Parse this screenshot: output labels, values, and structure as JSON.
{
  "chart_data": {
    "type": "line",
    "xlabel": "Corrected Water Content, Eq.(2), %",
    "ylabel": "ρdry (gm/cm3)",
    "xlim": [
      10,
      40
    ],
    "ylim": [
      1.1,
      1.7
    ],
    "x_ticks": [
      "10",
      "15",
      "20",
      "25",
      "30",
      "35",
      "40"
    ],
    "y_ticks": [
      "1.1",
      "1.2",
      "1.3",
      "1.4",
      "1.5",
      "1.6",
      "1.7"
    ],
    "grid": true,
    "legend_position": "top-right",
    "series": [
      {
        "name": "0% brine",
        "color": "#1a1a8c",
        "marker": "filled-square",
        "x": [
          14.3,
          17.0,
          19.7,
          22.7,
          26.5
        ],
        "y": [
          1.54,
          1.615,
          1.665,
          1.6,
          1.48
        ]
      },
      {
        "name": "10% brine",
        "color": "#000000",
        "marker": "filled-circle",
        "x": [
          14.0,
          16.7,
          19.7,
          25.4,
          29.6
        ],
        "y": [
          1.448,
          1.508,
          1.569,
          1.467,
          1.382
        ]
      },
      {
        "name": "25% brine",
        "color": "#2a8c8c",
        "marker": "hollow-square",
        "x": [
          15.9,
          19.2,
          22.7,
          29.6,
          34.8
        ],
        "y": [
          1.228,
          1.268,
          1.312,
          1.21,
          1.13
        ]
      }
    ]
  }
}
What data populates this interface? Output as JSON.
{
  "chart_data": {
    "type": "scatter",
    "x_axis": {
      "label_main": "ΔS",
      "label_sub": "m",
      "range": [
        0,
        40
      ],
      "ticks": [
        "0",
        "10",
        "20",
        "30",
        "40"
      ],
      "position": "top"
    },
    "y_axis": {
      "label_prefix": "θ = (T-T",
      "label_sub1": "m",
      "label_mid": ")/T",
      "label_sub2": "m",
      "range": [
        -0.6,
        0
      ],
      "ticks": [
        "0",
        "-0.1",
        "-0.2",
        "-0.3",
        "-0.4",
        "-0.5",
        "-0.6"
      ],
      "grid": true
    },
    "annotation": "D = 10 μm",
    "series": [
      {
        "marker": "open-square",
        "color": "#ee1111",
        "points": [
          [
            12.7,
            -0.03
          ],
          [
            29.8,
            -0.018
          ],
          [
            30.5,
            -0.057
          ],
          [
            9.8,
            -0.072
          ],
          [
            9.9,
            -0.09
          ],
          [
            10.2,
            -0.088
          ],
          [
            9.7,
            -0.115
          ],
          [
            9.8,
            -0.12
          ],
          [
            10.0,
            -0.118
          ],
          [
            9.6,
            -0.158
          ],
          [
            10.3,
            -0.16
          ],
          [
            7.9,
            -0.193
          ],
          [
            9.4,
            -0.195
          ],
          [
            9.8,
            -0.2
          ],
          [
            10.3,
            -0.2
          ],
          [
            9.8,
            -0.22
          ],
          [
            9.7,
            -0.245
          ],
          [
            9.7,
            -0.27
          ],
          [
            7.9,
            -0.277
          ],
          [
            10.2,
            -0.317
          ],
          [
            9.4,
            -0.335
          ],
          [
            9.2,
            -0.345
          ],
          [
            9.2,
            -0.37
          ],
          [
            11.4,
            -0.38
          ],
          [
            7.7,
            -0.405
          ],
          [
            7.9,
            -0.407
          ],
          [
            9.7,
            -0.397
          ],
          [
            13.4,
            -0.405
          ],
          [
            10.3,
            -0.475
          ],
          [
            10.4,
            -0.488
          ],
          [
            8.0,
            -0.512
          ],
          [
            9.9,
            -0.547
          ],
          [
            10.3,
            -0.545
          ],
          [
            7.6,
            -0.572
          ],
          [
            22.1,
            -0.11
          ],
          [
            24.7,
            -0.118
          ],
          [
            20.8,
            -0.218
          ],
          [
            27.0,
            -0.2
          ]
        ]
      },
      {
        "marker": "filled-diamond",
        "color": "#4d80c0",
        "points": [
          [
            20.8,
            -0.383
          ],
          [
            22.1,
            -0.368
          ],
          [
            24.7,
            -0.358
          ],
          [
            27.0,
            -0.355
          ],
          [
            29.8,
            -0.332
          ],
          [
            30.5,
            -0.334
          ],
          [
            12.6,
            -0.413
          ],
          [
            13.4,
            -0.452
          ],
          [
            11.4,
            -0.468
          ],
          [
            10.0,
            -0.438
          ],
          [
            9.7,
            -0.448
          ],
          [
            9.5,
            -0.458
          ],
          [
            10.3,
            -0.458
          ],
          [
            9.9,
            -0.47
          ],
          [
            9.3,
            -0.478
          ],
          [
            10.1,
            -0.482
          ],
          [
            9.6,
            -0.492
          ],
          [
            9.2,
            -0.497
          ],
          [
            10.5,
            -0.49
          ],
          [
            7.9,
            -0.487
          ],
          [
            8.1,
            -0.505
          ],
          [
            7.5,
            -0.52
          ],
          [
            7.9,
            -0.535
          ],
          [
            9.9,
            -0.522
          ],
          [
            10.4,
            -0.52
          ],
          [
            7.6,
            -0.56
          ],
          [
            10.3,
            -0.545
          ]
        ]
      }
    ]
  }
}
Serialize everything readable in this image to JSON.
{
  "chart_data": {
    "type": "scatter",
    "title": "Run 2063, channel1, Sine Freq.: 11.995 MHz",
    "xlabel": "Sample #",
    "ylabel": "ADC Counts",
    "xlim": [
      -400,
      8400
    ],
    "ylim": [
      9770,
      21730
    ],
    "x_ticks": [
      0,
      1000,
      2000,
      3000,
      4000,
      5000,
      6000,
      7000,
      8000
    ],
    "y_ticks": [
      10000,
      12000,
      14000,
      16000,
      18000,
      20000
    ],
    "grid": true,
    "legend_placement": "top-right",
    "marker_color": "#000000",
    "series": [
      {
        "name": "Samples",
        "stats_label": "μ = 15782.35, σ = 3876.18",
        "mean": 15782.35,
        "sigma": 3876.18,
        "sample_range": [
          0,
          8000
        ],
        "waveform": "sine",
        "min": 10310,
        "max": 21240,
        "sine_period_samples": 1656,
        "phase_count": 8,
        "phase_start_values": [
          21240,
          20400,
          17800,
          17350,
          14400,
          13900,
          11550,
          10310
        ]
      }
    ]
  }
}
◇ ◇ ◇
Repeat every line of the records above exactly.

Exercise response ->
Parse this screenshot: output labels, values, and structure as JSON.
{
  "chart_data": {
    "type": "line",
    "xlabel": "Corrected Water Content, Eq.(2), %",
    "ylabel": "ρdry (gm/cm3)",
    "xlim": [
      10,
      40
    ],
    "ylim": [
      1.1,
      1.7
    ],
    "x_ticks": [
      "10",
      "15",
      "20",
      "25",
      "30",
      "35",
      "40"
    ],
    "y_ticks": [
      "1.1",
      "1.2",
      "1.3",
      "1.4",
      "1.5",
      "1.6",
      "1.7"
    ],
    "grid": true,
    "legend_position": "top-right",
    "series": [
      {
        "name": "0% brine",
        "color": "#1a1a8c",
        "marker": "filled-square",
        "x": [
          14.3,
          17.0,
          19.7,
          22.7,
          26.5
        ],
        "y": [
          1.54,
          1.615,
          1.665,
          1.6,
          1.48
        ]
      },
      {
        "name": "10% brine",
        "color": "#000000",
        "marker": "filled-circle",
        "x": [
          14.0,
          16.7,
          19.7,
          25.4,
          29.6
        ],
        "y": [
          1.448,
          1.508,
          1.569,
          1.467,
          1.382
        ]
      },
      {
        "name": "25% brine",
        "color": "#2a8c8c",
        "marker": "hollow-square",
        "x": [
          15.9,
          19.2,
          22.7,
          29.6,
          34.8
        ],
        "y": [
          1.228,
          1.268,
          1.312,
          1.21,
          1.13
        ]
      }
    ]
  }
}
What data populates this interface? Output as JSON.
{
  "chart_data": {
    "type": "scatter",
    "x_axis": {
      "label_main": "ΔS",
      "label_sub": "m",
      "range": [
        0,
        40
      ],
      "ticks": [
        "0",
        "10",
        "20",
        "30",
        "40"
      ],
      "position": "top"
    },
    "y_axis": {
      "label_prefix": "θ = (T-T",
      "label_sub1": "m",
      "label_mid": ")/T",
      "label_sub2": "m",
      "range": [
        -0.6,
        0
      ],
      "ticks": [
        "0",
        "-0.1",
        "-0.2",
        "-0.3",
        "-0.4",
        "-0.5",
        "-0.6"
      ],
      "grid": true
    },
    "annotation": "D = 10 μm",
    "series": [
      {
        "marker": "open-square",
        "color": "#ee1111",
        "points": [
          [
            12.7,
            -0.03
          ],
          [
            29.8,
            -0.018
          ],
          [
            30.5,
            -0.057
          ],
          [
            9.8,
            -0.072
          ],
          [
            9.9,
            -0.09
          ],
          [
            10.2,
            -0.088
          ],
          [
            9.7,
            -0.115
          ],
          [
            9.8,
            -0.12
          ],
          [
            10.0,
            -0.118
          ],
          [
            9.6,
            -0.158
          ],
          [
            10.3,
            -0.16
          ],
          [
            7.9,
            -0.193
          ],
          [
            9.4,
            -0.195
          ],
          [
            9.8,
            -0.2
          ],
          [
            10.3,
            -0.2
          ],
          [
            9.8,
            -0.22
          ],
          [
            9.7,
            -0.245
          ],
          [
            9.7,
            -0.27
          ],
          [
            7.9,
            -0.277
          ],
          [
            10.2,
            -0.317
          ],
          [
            9.4,
            -0.335
          ],
          [
            9.2,
            -0.345
          ],
          [
            9.2,
            -0.37
          ],
          [
            11.4,
            -0.38
          ],
          [
            7.7,
            -0.405
          ],
          [
            7.9,
            -0.407
          ],
          [
            9.7,
            -0.397
          ],
          [
            13.4,
            -0.405
          ],
          [
            10.3,
            -0.475
          ],
          [
            10.4,
            -0.488
          ],
          [
            8.0,
            -0.512
          ],
          [
            9.9,
            -0.547
          ],
          [
            10.3,
            -0.545
          ],
          [
            7.6,
            -0.572
          ],
          [
            22.1,
            -0.11
          ],
          [
            24.7,
            -0.118
          ],
          [
            20.8,
            -0.218
          ],
          [
            27.0,
            -0.2
          ]
        ]
      },
      {
        "marker": "filled-diamond",
        "color": "#4d80c0",
        "points": [
          [
            20.8,
            -0.383
          ],
          [
            22.1,
            -0.368
          ],
          [
            24.7,
            -0.358
          ],
          [
            27.0,
            -0.355
          ],
          [
            29.8,
            -0.332
          ],
          [
            30.5,
            -0.334
          ],
          [
            12.6,
            -0.413
          ],
          [
            13.4,
            -0.452
          ],
          [
            11.4,
            -0.468
          ],
          [
            10.0,
            -0.438
          ],
          [
            9.7,
            -0.448
          ],
          [
            9.5,
            -0.458
          ],
          [
            10.3,
            -0.458
          ],
          [
            9.9,
            -0.47
          ],
          [
            9.3,
            -0.478
          ],
          [
            10.1,
            -0.482
          ],
          [
            9.6,
            -0.492
          ],
          [
            9.2,
            -0.497
          ],
          [
            10.5,
            -0.49
          ],
          [
            7.9,
            -0.487
          ],
          [
            8.1,
            -0.505
          ],
          [
            7.5,
            -0.52
          ],
          [
            7.9,
            -0.535
          ],
          [
            9.9,
            -0.522
          ],
          [
            10.4,
            -0.52
          ],
          [
            7.6,
            -0.56
          ],
          [
            10.3,
            -0.545
          ]
        ]
      }
    ]
  }
}
Serialize everything readable in this image to JSON.
{
  "chart_data": {
    "type": "scatter",
    "title": "Run 2063, channel1, Sine Freq.: 11.995 MHz",
    "xlabel": "Sample #",
    "ylabel": "ADC Counts",
    "xlim": [
      -400,
      8400
    ],
    "ylim": [
      9770,
      21730
    ],
    "x_ticks": [
      0,
      1000,
      2000,
      3000,
      4000,
      5000,
      6000,
      7000,
      8000
    ],
    "y_ticks": [
      10000,
      12000,
      14000,
      16000,
      18000,
      20000
    ],
    "grid": true,
    "legend_placement": "top-right",
    "marker_color": "#000000",
    "series": [
      {
        "name": "Samples",
        "stats_label": "μ = 15782.35, σ = 3876.18",
        "mean": 15782.35,
        "sigma": 3876.18,
        "sample_range": [
          0,
          8000
        ],
        "waveform": "sine",
        "min": 10310,
        "max": 21240,
        "sine_period_samples": 1656,
        "phase_count": 8,
        "phase_start_values": [
          21240,
          20400,
          17800,
          17350,
          14400,
          13900,
          11550,
          10310
        ]
      }
    ]
  }
}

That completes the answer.